SUPPLIED DATA:
## BEGIN
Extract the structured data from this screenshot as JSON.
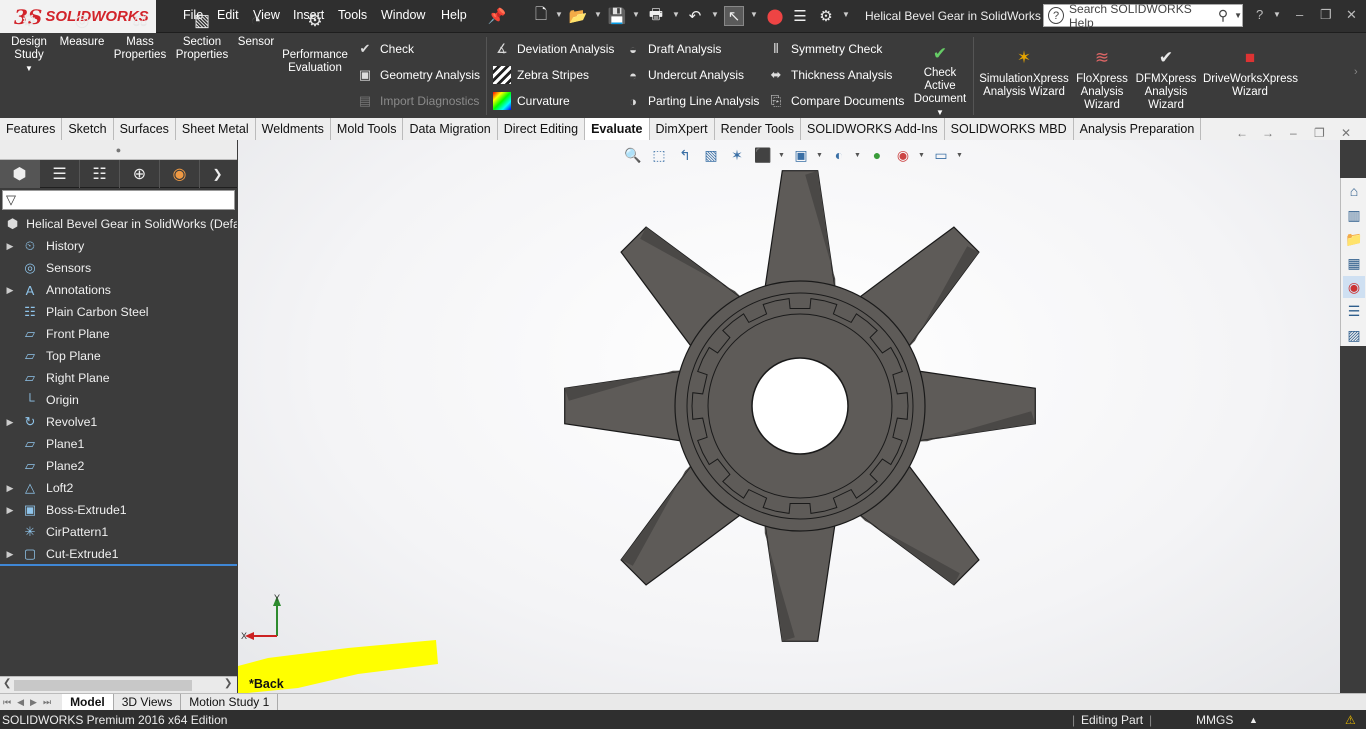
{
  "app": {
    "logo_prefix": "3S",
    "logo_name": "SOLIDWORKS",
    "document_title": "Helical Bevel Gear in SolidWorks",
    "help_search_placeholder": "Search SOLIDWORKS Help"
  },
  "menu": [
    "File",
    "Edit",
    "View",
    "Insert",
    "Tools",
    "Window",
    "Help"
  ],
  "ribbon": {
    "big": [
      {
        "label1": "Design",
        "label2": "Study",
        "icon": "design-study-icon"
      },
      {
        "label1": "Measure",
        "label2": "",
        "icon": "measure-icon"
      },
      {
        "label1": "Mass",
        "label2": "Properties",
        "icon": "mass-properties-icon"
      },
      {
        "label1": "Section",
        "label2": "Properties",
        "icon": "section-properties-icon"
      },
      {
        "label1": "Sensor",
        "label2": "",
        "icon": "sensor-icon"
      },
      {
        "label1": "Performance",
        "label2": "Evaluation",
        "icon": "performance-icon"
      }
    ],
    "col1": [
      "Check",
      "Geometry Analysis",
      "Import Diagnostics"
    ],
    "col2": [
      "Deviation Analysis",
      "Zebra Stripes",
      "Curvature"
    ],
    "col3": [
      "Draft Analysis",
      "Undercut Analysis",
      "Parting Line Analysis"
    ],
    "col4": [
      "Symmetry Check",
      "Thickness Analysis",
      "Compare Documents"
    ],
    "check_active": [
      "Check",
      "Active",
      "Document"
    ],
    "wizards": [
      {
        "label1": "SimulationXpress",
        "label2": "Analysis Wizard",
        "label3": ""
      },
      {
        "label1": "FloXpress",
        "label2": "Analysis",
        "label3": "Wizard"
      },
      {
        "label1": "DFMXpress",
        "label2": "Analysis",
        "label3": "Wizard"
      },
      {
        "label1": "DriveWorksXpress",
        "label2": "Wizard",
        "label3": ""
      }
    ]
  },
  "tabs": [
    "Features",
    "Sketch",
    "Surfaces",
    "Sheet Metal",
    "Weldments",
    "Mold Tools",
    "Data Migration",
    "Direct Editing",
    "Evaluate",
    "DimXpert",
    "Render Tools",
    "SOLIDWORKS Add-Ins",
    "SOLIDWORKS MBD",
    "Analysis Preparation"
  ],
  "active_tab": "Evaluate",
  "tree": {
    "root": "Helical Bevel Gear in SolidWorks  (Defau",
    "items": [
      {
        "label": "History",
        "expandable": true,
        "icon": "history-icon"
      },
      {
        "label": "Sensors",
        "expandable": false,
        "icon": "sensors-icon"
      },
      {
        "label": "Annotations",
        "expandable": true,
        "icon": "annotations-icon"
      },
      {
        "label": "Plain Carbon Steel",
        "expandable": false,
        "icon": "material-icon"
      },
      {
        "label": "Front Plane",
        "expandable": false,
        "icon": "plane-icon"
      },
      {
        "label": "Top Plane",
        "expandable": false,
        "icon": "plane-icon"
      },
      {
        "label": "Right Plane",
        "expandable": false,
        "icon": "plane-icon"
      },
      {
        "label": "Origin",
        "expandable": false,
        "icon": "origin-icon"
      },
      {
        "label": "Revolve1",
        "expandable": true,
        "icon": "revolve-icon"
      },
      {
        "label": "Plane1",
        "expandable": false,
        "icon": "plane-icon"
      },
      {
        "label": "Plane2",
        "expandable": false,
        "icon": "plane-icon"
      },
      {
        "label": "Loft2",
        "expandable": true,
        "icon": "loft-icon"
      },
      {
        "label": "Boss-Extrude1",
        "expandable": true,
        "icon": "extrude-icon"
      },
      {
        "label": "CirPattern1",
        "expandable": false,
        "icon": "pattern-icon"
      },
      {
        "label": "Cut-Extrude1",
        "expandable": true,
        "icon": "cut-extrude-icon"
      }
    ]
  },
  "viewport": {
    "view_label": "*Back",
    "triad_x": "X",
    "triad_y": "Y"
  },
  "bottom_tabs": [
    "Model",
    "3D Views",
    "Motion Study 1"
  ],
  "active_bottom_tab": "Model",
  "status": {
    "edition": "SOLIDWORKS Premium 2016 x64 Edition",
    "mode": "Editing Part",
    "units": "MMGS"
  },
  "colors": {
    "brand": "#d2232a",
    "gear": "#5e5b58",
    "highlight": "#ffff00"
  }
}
## END
## BEGIN
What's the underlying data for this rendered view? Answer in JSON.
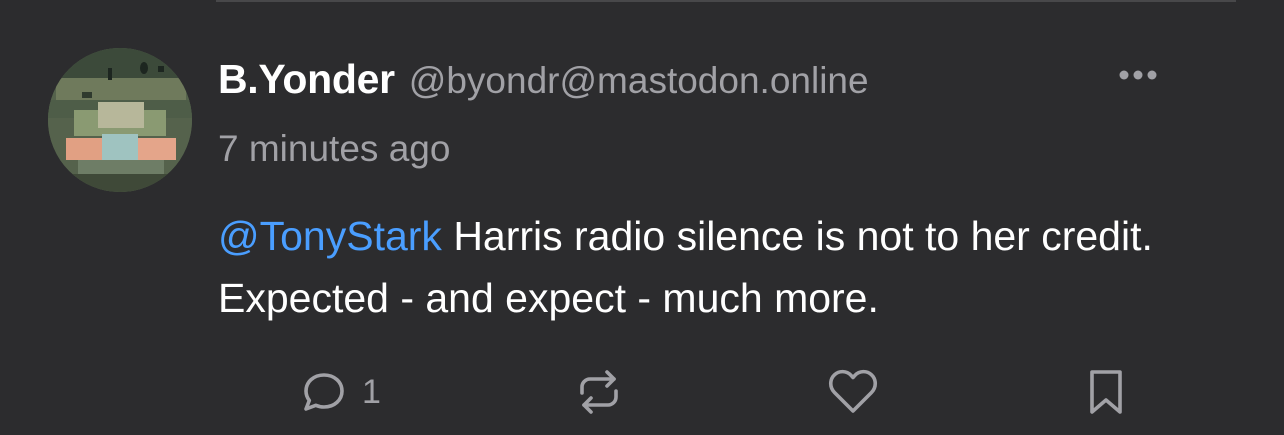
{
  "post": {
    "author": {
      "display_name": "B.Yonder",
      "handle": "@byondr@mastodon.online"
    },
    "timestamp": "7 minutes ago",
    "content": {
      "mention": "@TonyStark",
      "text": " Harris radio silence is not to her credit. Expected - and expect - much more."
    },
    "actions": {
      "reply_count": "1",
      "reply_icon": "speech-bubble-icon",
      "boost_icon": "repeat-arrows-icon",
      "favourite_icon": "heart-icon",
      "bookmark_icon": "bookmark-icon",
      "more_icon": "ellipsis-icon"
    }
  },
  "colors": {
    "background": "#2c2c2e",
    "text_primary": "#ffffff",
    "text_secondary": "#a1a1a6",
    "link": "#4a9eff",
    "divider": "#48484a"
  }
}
## END
## BEGIN
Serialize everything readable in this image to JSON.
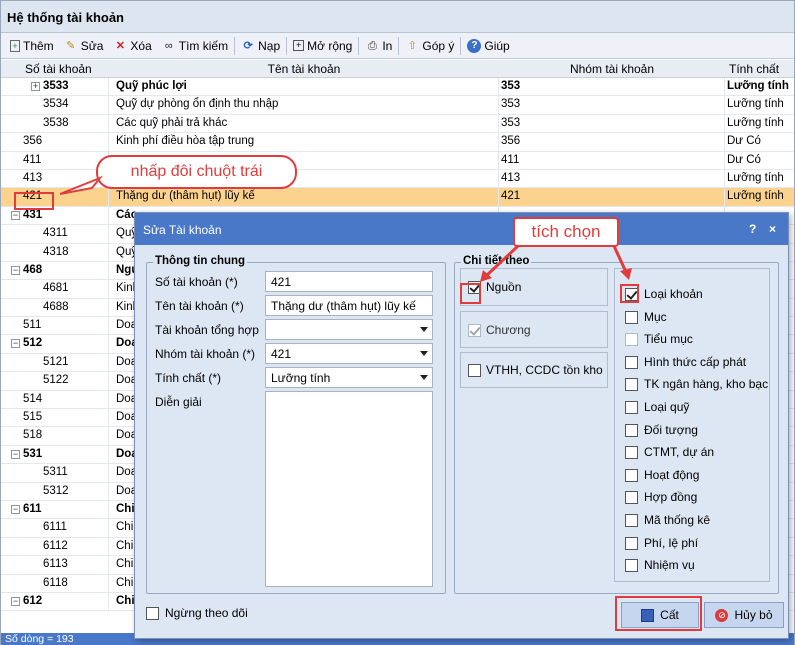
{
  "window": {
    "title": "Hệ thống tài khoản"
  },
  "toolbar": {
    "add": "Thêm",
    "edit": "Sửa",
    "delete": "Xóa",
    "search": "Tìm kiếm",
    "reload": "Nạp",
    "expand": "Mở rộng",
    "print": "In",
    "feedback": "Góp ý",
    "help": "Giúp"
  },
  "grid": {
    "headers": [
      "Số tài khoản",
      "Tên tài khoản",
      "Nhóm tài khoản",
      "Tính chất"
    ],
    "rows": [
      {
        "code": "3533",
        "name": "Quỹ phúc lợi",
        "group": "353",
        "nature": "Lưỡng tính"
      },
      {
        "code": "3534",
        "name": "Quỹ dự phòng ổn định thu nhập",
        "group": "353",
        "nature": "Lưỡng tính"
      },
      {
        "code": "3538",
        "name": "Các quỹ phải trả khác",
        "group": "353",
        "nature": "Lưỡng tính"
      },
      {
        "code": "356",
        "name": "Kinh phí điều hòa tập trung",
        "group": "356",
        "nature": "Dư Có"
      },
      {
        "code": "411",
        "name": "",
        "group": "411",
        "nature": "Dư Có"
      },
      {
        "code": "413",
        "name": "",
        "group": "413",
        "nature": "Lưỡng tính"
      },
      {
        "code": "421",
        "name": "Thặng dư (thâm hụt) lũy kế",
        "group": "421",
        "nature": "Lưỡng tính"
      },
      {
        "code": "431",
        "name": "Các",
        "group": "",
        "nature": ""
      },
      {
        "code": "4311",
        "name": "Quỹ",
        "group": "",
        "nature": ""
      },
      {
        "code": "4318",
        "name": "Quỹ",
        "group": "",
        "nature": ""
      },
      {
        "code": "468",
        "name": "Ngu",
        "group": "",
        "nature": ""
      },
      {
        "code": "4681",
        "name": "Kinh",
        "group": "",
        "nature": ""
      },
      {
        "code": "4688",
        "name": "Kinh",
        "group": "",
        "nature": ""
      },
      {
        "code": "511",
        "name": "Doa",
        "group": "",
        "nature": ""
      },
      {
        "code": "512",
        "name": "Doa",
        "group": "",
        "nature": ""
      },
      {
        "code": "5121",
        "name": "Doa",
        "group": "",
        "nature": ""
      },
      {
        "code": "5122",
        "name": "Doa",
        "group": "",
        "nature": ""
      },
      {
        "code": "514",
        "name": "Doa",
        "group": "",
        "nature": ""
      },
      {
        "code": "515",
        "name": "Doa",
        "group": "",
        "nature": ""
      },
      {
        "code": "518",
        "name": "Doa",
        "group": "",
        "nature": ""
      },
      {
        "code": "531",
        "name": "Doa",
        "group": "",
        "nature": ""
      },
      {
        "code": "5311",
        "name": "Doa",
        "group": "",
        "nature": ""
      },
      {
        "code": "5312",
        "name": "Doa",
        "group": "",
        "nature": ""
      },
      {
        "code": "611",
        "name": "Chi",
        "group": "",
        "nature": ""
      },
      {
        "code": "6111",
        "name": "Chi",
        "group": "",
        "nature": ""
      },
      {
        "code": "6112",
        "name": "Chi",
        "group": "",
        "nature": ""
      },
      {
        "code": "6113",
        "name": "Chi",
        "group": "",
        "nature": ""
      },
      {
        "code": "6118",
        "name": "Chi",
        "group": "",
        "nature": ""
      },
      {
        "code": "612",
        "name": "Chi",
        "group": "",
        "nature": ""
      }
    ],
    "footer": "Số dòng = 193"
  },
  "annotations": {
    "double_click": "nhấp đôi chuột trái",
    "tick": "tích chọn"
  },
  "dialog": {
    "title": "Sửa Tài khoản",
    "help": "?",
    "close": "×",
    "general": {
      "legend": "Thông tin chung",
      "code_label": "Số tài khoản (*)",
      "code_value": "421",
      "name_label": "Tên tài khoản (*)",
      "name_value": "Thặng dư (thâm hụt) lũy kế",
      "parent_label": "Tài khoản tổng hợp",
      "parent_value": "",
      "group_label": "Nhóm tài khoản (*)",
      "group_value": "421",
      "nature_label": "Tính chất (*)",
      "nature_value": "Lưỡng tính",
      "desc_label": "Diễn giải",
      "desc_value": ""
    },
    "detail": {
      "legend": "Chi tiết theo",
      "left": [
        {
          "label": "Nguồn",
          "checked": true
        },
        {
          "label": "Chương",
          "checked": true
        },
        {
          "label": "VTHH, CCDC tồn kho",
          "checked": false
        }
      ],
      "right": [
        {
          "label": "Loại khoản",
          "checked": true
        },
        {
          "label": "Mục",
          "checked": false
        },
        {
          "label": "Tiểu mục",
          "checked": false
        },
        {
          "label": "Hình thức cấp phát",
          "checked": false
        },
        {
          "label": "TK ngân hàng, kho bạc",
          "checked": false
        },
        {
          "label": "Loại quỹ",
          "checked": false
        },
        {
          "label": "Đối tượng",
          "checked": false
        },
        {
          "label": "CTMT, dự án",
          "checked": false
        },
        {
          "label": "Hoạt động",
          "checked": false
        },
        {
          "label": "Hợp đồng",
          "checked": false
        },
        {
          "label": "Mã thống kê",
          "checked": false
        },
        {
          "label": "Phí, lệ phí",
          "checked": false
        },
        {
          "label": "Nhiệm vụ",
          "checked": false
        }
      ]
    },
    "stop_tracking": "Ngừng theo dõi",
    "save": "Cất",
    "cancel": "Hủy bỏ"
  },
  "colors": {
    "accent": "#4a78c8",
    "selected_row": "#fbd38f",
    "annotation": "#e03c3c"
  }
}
## END
GIVEN EXERCISE: Pick out the lines containing the string "Helical" and show them.

SOLVED EXERCISE:
    "document_title": "Helical Bevel Gear in SolidWorks",
    "root": "Helical Bevel Gear in SolidWorks  (Defau",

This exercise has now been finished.